_What is expected_
Convert every line of the items below into a JSON list of strings, one string per line, and leave out any blank lines.
══════════════════════════════
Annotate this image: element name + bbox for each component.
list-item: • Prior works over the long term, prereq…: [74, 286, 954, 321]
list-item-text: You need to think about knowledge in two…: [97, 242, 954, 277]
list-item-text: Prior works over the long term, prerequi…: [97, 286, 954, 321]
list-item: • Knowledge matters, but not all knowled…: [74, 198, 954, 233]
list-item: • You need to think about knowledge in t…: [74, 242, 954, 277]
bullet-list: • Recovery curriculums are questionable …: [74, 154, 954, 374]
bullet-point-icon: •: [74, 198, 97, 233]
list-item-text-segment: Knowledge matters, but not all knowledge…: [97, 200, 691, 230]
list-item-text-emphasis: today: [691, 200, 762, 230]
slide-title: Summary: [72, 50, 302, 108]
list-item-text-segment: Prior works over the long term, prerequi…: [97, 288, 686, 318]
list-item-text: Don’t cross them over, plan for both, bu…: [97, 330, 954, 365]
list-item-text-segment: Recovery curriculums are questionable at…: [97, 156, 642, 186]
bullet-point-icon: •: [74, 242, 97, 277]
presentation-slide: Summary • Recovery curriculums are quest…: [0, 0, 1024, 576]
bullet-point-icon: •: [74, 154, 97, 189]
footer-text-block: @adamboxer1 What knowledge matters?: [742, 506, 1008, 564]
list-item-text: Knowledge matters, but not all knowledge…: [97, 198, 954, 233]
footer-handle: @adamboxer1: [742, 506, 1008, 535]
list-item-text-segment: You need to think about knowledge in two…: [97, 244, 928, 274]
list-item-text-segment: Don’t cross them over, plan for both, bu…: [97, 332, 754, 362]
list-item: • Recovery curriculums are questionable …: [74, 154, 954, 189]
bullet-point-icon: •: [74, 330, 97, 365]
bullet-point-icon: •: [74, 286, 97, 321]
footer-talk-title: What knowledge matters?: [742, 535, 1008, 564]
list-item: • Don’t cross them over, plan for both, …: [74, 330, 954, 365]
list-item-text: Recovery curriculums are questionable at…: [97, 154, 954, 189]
══════════════════════════════
_Answer to this problem_
[
  "Annotate this image: element name + bbox for each component.",
  "list-item: • Prior works over the long term, prereq…: [74, 286, 954, 321]",
  "list-item-text: You need to think about knowledge in two…: [97, 242, 954, 277]",
  "list-item-text: Prior works over the long term, prerequi…: [97, 286, 954, 321]",
  "list-item: • Knowledge matters, but not all knowled…: [74, 198, 954, 233]",
  "list-item: • You need to think about knowledge in t…: [74, 242, 954, 277]",
  "bullet-list: • Recovery curriculums are questionable …: [74, 154, 954, 374]",
  "bullet-point-icon: •: [74, 198, 97, 233]",
  "list-item-text-segment: Knowledge matters, but not all knowledge…: [97, 200, 691, 230]",
  "list-item-text-emphasis: today: [691, 200, 762, 230]",
  "slide-title: Summary: [72, 50, 302, 108]",
  "list-item-text-segment: Prior works over the long term, prerequi…: [97, 288, 686, 318]",
  "list-item-text: Don’t cross them over, plan for both, bu…: [97, 330, 954, 365]",
  "list-item-text-segment: Recovery curriculums are questionable at…: [97, 156, 642, 186]",
  "bullet-point-icon: •: [74, 242, 97, 277]",
  "presentation-slide: Summary • Recovery curriculums are quest…: [0, 0, 1024, 576]",
  "bullet-point-icon: •: [74, 154, 97, 189]",
  "footer-text-block: @adamboxer1 What knowledge matters?: [742, 506, 1008, 564]",
  "list-item-text: Knowledge matters, but not all knowledge…: [97, 198, 954, 233]",
  "footer-handle: @adamboxer1: [742, 506, 1008, 535]",
  "list-item-text-segment: You need to think about knowledge in two…: [97, 244, 928, 274]",
  "list-item-text-segment: Don’t cross them over, plan for both, bu…: [97, 332, 754, 362]",
  "list-item: • Recovery curriculums are questionable …: [74, 154, 954, 189]",
  "bullet-point-icon: •: [74, 330, 97, 365]",
  "bullet-point-icon: •: [74, 286, 97, 321]",
  "footer-talk-title: What knowledge matters?: [742, 535, 1008, 564]",
  "list-item: • Don’t cross them over, plan for both, …: [74, 330, 954, 365]",
  "list-item-text: Recovery curriculums are questionable at…: [97, 154, 954, 189]"
]